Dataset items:
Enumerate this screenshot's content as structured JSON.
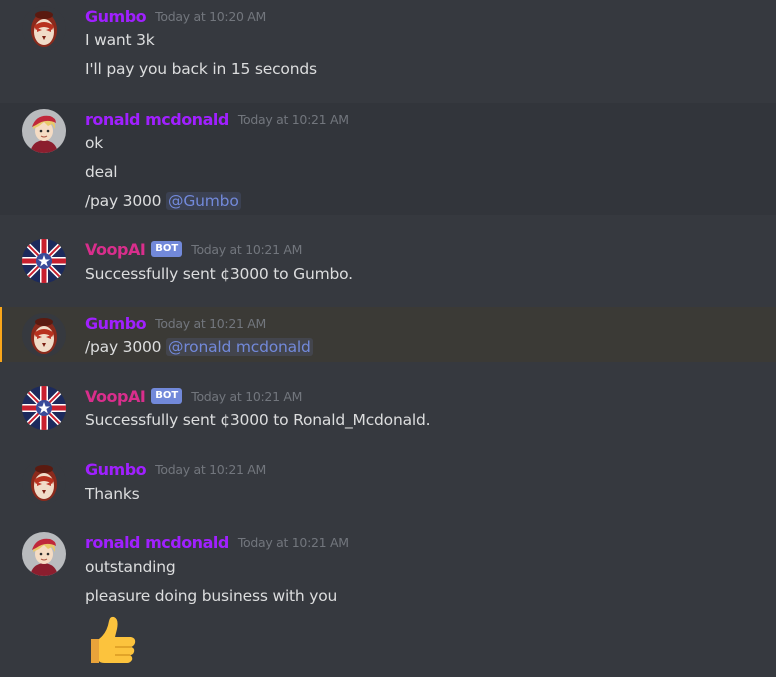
{
  "colors": {
    "background": "#36393f",
    "gumbo_name": "#a020ff",
    "voop_name": "#d92e8c",
    "mention_text": "#7289da",
    "bot_tag": "#7289da",
    "timestamp": "#72767d",
    "mention_highlight_bar": "#faa61a"
  },
  "messages": [
    {
      "author": "Gumbo",
      "timestamp": "Today at 10:20 AM",
      "avatar": "red-mask-avatar",
      "lines": [
        "I want 3k",
        "I'll pay you back in 15 seconds"
      ]
    },
    {
      "author": "ronald mcdonald",
      "timestamp": "Today at 10:21 AM",
      "avatar": "anime-character-avatar",
      "lines": [
        "ok",
        "deal"
      ],
      "command": {
        "text": "/pay 3000",
        "mention": "@Gumbo"
      }
    },
    {
      "author": "VoopAI",
      "bot_tag": "BOT",
      "timestamp": "Today at 10:21 AM",
      "avatar": "flag-globe-avatar",
      "lines": [
        "Successfully sent ¢3000 to Gumbo."
      ]
    },
    {
      "author": "Gumbo",
      "timestamp": "Today at 10:21 AM",
      "avatar": "red-mask-avatar",
      "command": {
        "text": "/pay 3000",
        "mention": "@ronald mcdonald"
      }
    },
    {
      "author": "VoopAI",
      "bot_tag": "BOT",
      "timestamp": "Today at 10:21 AM",
      "avatar": "flag-globe-avatar",
      "lines": [
        "Successfully sent ¢3000 to Ronald_Mcdonald."
      ]
    },
    {
      "author": "Gumbo",
      "timestamp": "Today at 10:21 AM",
      "avatar": "red-mask-avatar",
      "lines": [
        "Thanks"
      ]
    },
    {
      "author": "ronald mcdonald",
      "timestamp": "Today at 10:21 AM",
      "avatar": "anime-character-avatar",
      "lines": [
        "outstanding",
        "pleasure doing business with you"
      ],
      "emoji": "thumbs-up-icon"
    }
  ]
}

## Stated task
Leave the pictures out and reproduce each record exactly as written.

## Output for this task
Enumerate this screenshot's content as structured JSON.
{
  "colors": {
    "background": "#36393f",
    "gumbo_name": "#a020ff",
    "voop_name": "#d92e8c",
    "mention_text": "#7289da",
    "bot_tag": "#7289da",
    "timestamp": "#72767d",
    "mention_highlight_bar": "#faa61a"
  },
  "messages": [
    {
      "author": "Gumbo",
      "timestamp": "Today at 10:20 AM",
      "avatar": "red-mask-avatar",
      "lines": [
        "I want 3k",
        "I'll pay you back in 15 seconds"
      ]
    },
    {
      "author": "ronald mcdonald",
      "timestamp": "Today at 10:21 AM",
      "avatar": "anime-character-avatar",
      "lines": [
        "ok",
        "deal"
      ],
      "command": {
        "text": "/pay 3000",
        "mention": "@Gumbo"
      }
    },
    {
      "author": "VoopAI",
      "bot_tag": "BOT",
      "timestamp": "Today at 10:21 AM",
      "avatar": "flag-globe-avatar",
      "lines": [
        "Successfully sent ¢3000 to Gumbo."
      ]
    },
    {
      "author": "Gumbo",
      "timestamp": "Today at 10:21 AM",
      "avatar": "red-mask-avatar",
      "command": {
        "text": "/pay 3000",
        "mention": "@ronald mcdonald"
      }
    },
    {
      "author": "VoopAI",
      "bot_tag": "BOT",
      "timestamp": "Today at 10:21 AM",
      "avatar": "flag-globe-avatar",
      "lines": [
        "Successfully sent ¢3000 to Ronald_Mcdonald."
      ]
    },
    {
      "author": "Gumbo",
      "timestamp": "Today at 10:21 AM",
      "avatar": "red-mask-avatar",
      "lines": [
        "Thanks"
      ]
    },
    {
      "author": "ronald mcdonald",
      "timestamp": "Today at 10:21 AM",
      "avatar": "anime-character-avatar",
      "lines": [
        "outstanding",
        "pleasure doing business with you"
      ],
      "emoji": "thumbs-up-icon"
    }
  ]
}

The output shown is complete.